What is asked:
Every record must be repeated exactly; omit any pictures they contain.

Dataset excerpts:
::::::
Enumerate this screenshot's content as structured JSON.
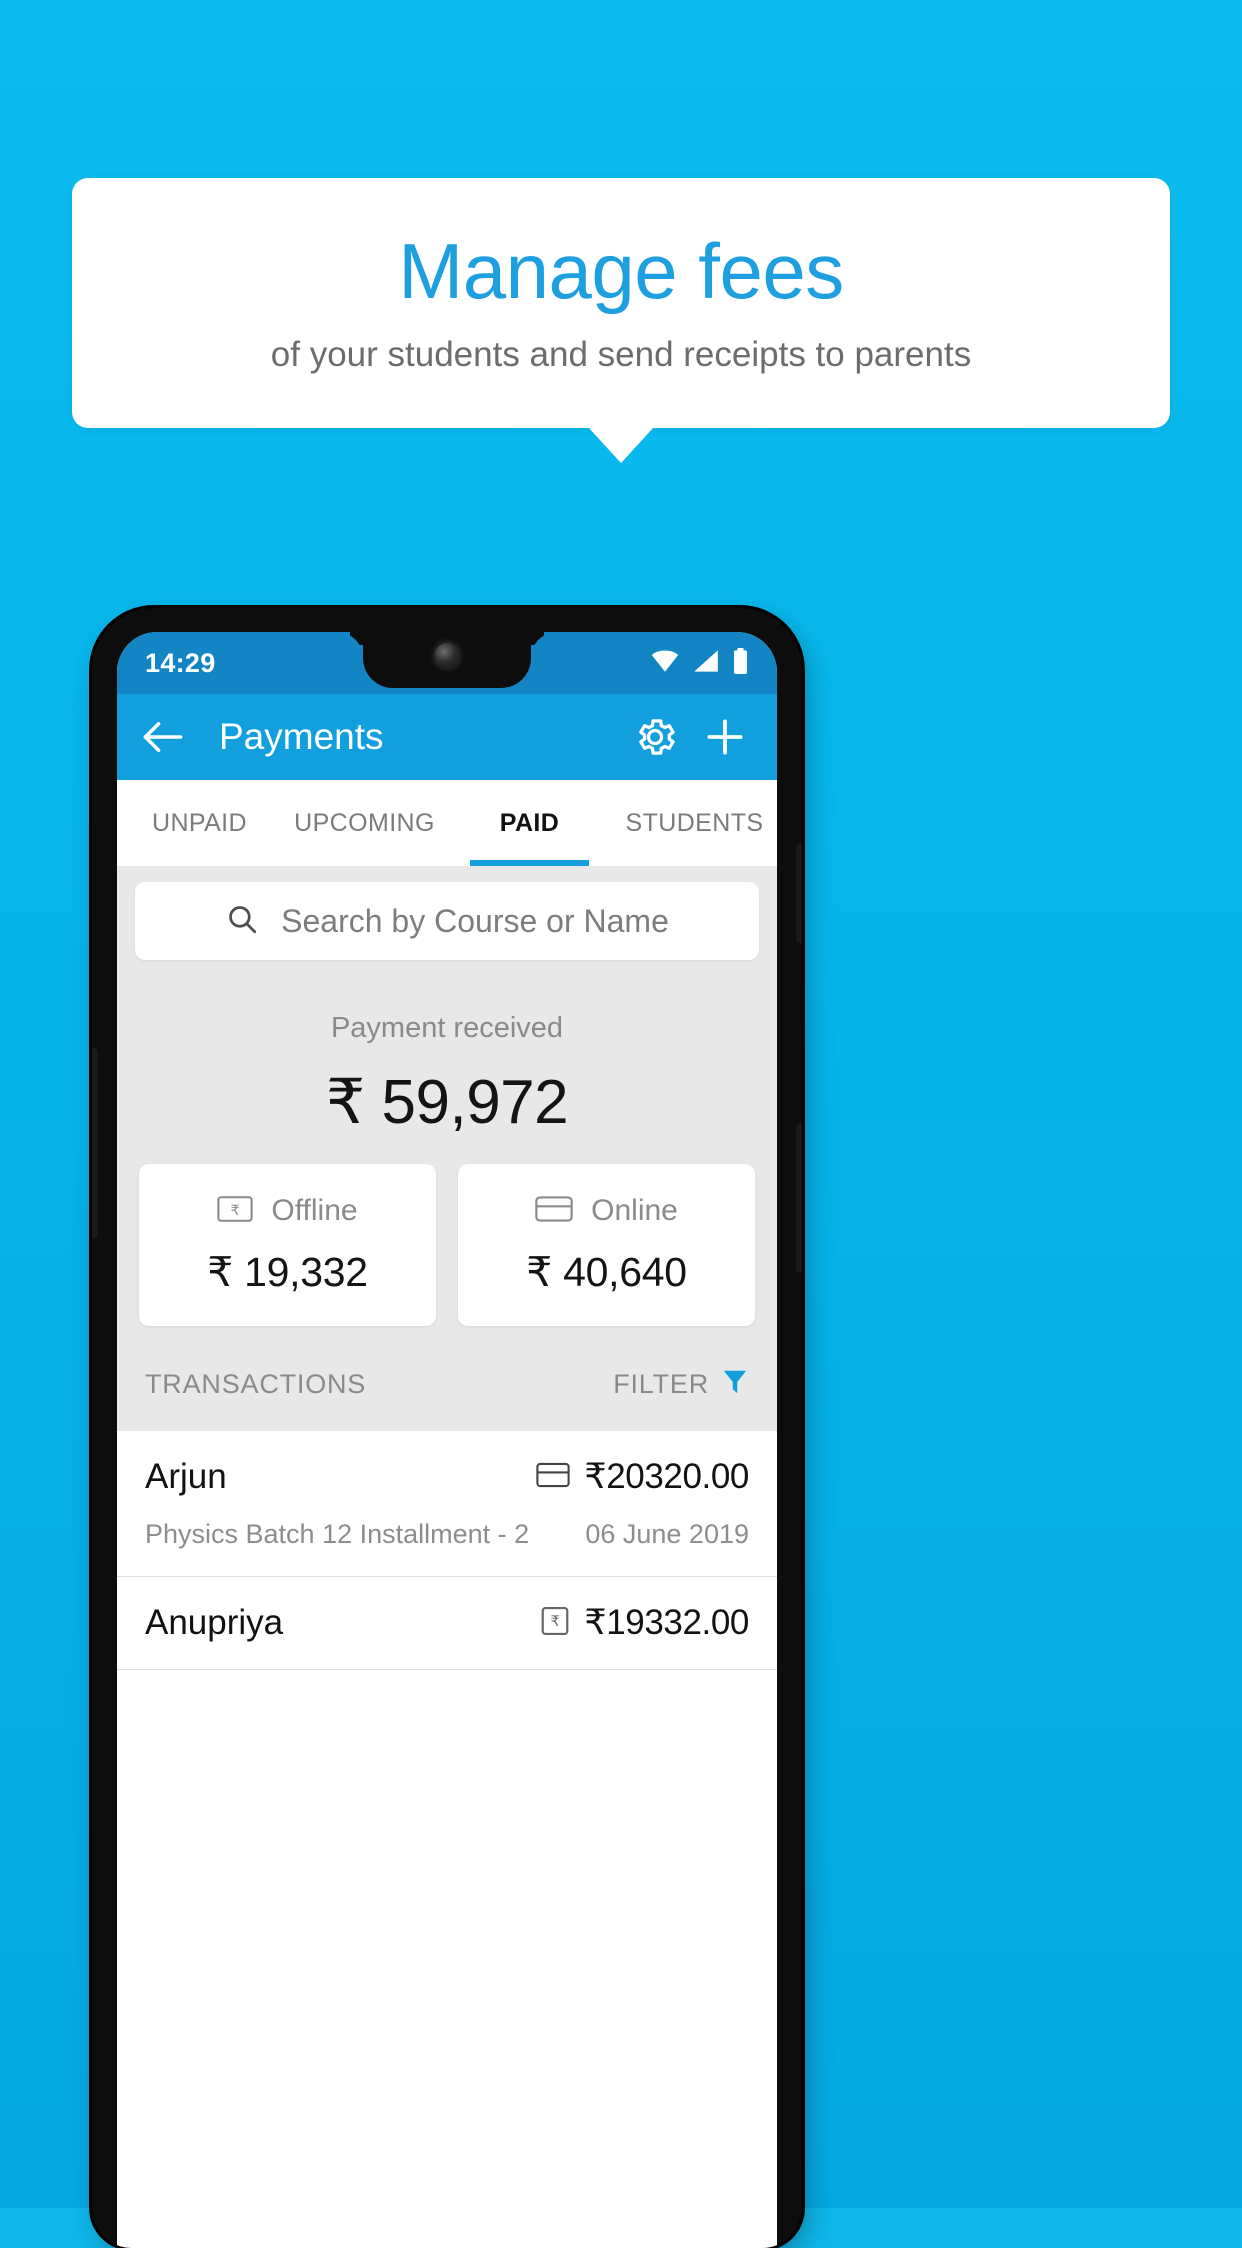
{
  "promo": {
    "title": "Manage fees",
    "subtitle": "of your students and send receipts to parents",
    "background_color": "#0cbcef",
    "title_color": "#1d9fe0"
  },
  "phone": {
    "status_bar": {
      "time": "14:29",
      "icons": [
        "wifi-icon",
        "cellular-signal-icon",
        "battery-icon"
      ],
      "background_color": "#1385c4"
    },
    "app_bar": {
      "back_icon": "back-arrow-icon",
      "title": "Payments",
      "settings_icon": "gear-icon",
      "add_icon": "plus-icon",
      "background_color": "#11a0dd"
    },
    "tabs": [
      {
        "label": "UNPAID",
        "active": false
      },
      {
        "label": "UPCOMING",
        "active": false
      },
      {
        "label": "PAID",
        "active": true
      },
      {
        "label": "STUDENTS",
        "active": false
      }
    ],
    "search": {
      "icon": "search-icon",
      "placeholder": "Search by Course or Name",
      "value": ""
    },
    "summary": {
      "label": "Payment received",
      "amount": "₹ 59,972"
    },
    "method_cards": [
      {
        "icon": "banknote-rupee-icon",
        "label": "Offline",
        "amount": "₹ 19,332"
      },
      {
        "icon": "credit-card-icon",
        "label": "Online",
        "amount": "₹ 40,640"
      }
    ],
    "transactions_header": {
      "title": "TRANSACTIONS",
      "filter_label": "FILTER",
      "filter_icon": "funnel-icon",
      "filter_icon_color": "#11a0dd"
    },
    "transactions": [
      {
        "name": "Arjun",
        "method_icon": "credit-card-icon",
        "amount": "₹20320.00",
        "course": "Physics Batch 12 Installment - 2",
        "date": "06 June 2019"
      },
      {
        "name": "Anupriya",
        "method_icon": "banknote-rupee-icon",
        "amount": "₹19332.00",
        "course": "",
        "date": ""
      }
    ]
  }
}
::::::
Answer to the problem:
Enumerate this screenshot's content as structured JSON.
{
  "promo": {
    "title": "Manage fees",
    "subtitle": "of your students and send receipts to parents",
    "background_color": "#0cbcef",
    "title_color": "#1d9fe0"
  },
  "phone": {
    "status_bar": {
      "time": "14:29",
      "icons": [
        "wifi-icon",
        "cellular-signal-icon",
        "battery-icon"
      ],
      "background_color": "#1385c4"
    },
    "app_bar": {
      "back_icon": "back-arrow-icon",
      "title": "Payments",
      "settings_icon": "gear-icon",
      "add_icon": "plus-icon",
      "background_color": "#11a0dd"
    },
    "tabs": [
      {
        "label": "UNPAID",
        "active": false
      },
      {
        "label": "UPCOMING",
        "active": false
      },
      {
        "label": "PAID",
        "active": true
      },
      {
        "label": "STUDENTS",
        "active": false
      }
    ],
    "search": {
      "icon": "search-icon",
      "placeholder": "Search by Course or Name",
      "value": ""
    },
    "summary": {
      "label": "Payment received",
      "amount": "₹ 59,972"
    },
    "method_cards": [
      {
        "icon": "banknote-rupee-icon",
        "label": "Offline",
        "amount": "₹ 19,332"
      },
      {
        "icon": "credit-card-icon",
        "label": "Online",
        "amount": "₹ 40,640"
      }
    ],
    "transactions_header": {
      "title": "TRANSACTIONS",
      "filter_label": "FILTER",
      "filter_icon": "funnel-icon",
      "filter_icon_color": "#11a0dd"
    },
    "transactions": [
      {
        "name": "Arjun",
        "method_icon": "credit-card-icon",
        "amount": "₹20320.00",
        "course": "Physics Batch 12 Installment - 2",
        "date": "06 June 2019"
      },
      {
        "name": "Anupriya",
        "method_icon": "banknote-rupee-icon",
        "amount": "₹19332.00",
        "course": "",
        "date": ""
      }
    ]
  }
}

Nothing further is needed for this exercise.